Skip every image and restate the data word for word.

**Raw data**:
▬▬▬▬▬▬▬▬▬▬

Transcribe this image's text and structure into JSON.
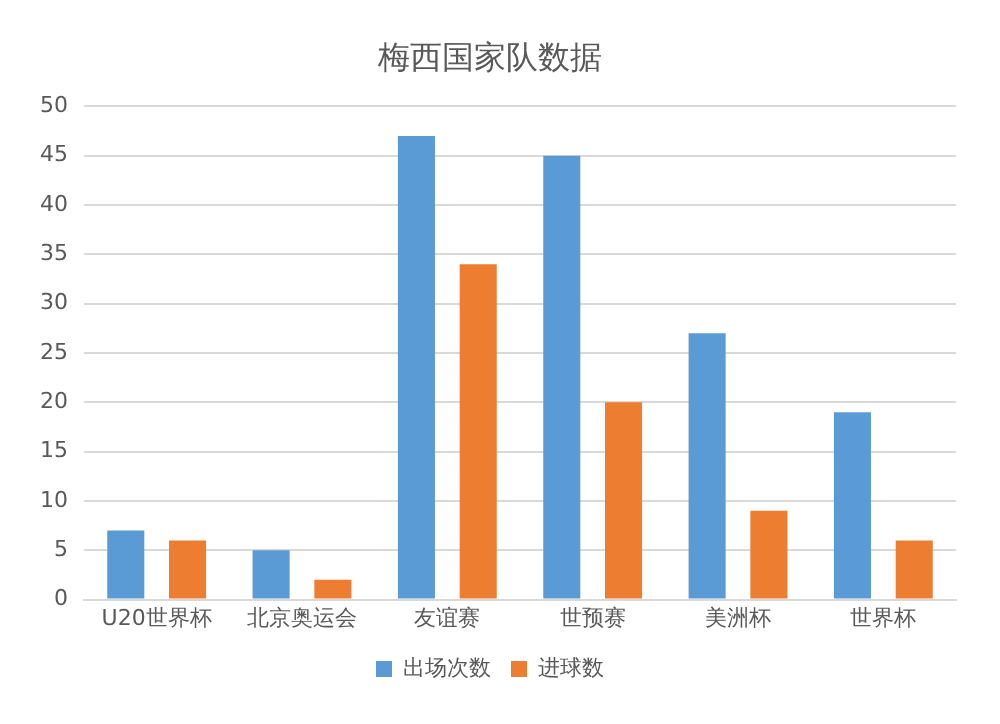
{
  "chart_data": {
    "type": "bar",
    "title": "梅西国家队数据",
    "categories": [
      "U20世界杯",
      "北京奥运会",
      "友谊赛",
      "世预赛",
      "美洲杯",
      "世界杯"
    ],
    "series": [
      {
        "name": "出场次数",
        "color": "#5b9bd5",
        "values": [
          7,
          5,
          47,
          45,
          27,
          19
        ]
      },
      {
        "name": "进球数",
        "color": "#ed7d31",
        "values": [
          6,
          2,
          34,
          20,
          9,
          6
        ]
      }
    ],
    "ylim": [
      0,
      50
    ],
    "yticks": [
      0,
      5,
      10,
      15,
      20,
      25,
      30,
      35,
      40,
      45,
      50
    ],
    "grid": "y",
    "legend": "bottom"
  }
}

▬▬▬▬▬▬▬▬▬▬

**Expected answer**:
Transcribe this image's text and structure into JSON.
{
  "chart_data": {
    "type": "bar",
    "title": "梅西国家队数据",
    "categories": [
      "U20世界杯",
      "北京奥运会",
      "友谊赛",
      "世预赛",
      "美洲杯",
      "世界杯"
    ],
    "series": [
      {
        "name": "出场次数",
        "color": "#5b9bd5",
        "values": [
          7,
          5,
          47,
          45,
          27,
          19
        ]
      },
      {
        "name": "进球数",
        "color": "#ed7d31",
        "values": [
          6,
          2,
          34,
          20,
          9,
          6
        ]
      }
    ],
    "ylim": [
      0,
      50
    ],
    "yticks": [
      0,
      5,
      10,
      15,
      20,
      25,
      30,
      35,
      40,
      45,
      50
    ],
    "grid": "y",
    "legend": "bottom"
  }
}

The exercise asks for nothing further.